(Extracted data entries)
/---
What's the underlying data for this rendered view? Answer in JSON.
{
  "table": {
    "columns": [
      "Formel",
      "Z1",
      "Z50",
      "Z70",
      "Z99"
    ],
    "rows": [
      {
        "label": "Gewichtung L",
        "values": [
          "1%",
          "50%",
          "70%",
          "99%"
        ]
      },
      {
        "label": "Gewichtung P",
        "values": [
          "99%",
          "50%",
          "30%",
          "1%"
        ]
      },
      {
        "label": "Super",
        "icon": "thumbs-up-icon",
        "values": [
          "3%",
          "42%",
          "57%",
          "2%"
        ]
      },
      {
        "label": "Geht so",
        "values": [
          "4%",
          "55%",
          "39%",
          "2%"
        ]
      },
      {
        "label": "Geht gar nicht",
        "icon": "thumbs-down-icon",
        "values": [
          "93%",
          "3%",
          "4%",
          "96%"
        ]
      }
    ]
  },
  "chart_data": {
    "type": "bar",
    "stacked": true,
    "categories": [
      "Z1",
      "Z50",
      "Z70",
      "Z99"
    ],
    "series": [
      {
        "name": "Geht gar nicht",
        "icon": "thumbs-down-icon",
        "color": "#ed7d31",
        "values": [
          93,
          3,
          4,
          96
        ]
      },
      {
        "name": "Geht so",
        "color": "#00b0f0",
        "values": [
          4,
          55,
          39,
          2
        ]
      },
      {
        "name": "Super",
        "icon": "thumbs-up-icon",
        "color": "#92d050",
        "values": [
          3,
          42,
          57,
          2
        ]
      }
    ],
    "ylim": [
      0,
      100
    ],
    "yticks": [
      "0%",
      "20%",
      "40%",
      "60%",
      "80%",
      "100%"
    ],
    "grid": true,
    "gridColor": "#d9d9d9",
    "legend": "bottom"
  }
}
\---
**WHAT THE TASK REQUIRES:**
Make an exact copy of every entry.

**REPLY TO THE EXERCISE:**
What's the underlying data for this rendered view? Answer in JSON.
{
  "table": {
    "columns": [
      "Formel",
      "Z1",
      "Z50",
      "Z70",
      "Z99"
    ],
    "rows": [
      {
        "label": "Gewichtung L",
        "values": [
          "1%",
          "50%",
          "70%",
          "99%"
        ]
      },
      {
        "label": "Gewichtung P",
        "values": [
          "99%",
          "50%",
          "30%",
          "1%"
        ]
      },
      {
        "label": "Super",
        "icon": "thumbs-up-icon",
        "values": [
          "3%",
          "42%",
          "57%",
          "2%"
        ]
      },
      {
        "label": "Geht so",
        "values": [
          "4%",
          "55%",
          "39%",
          "2%"
        ]
      },
      {
        "label": "Geht gar nicht",
        "icon": "thumbs-down-icon",
        "values": [
          "93%",
          "3%",
          "4%",
          "96%"
        ]
      }
    ]
  },
  "chart_data": {
    "type": "bar",
    "stacked": true,
    "categories": [
      "Z1",
      "Z50",
      "Z70",
      "Z99"
    ],
    "series": [
      {
        "name": "Geht gar nicht",
        "icon": "thumbs-down-icon",
        "color": "#ed7d31",
        "values": [
          93,
          3,
          4,
          96
        ]
      },
      {
        "name": "Geht so",
        "color": "#00b0f0",
        "values": [
          4,
          55,
          39,
          2
        ]
      },
      {
        "name": "Super",
        "icon": "thumbs-up-icon",
        "color": "#92d050",
        "values": [
          3,
          42,
          57,
          2
        ]
      }
    ],
    "ylim": [
      0,
      100
    ],
    "yticks": [
      "0%",
      "20%",
      "40%",
      "60%",
      "80%",
      "100%"
    ],
    "grid": true,
    "gridColor": "#d9d9d9",
    "legend": "bottom"
  }
}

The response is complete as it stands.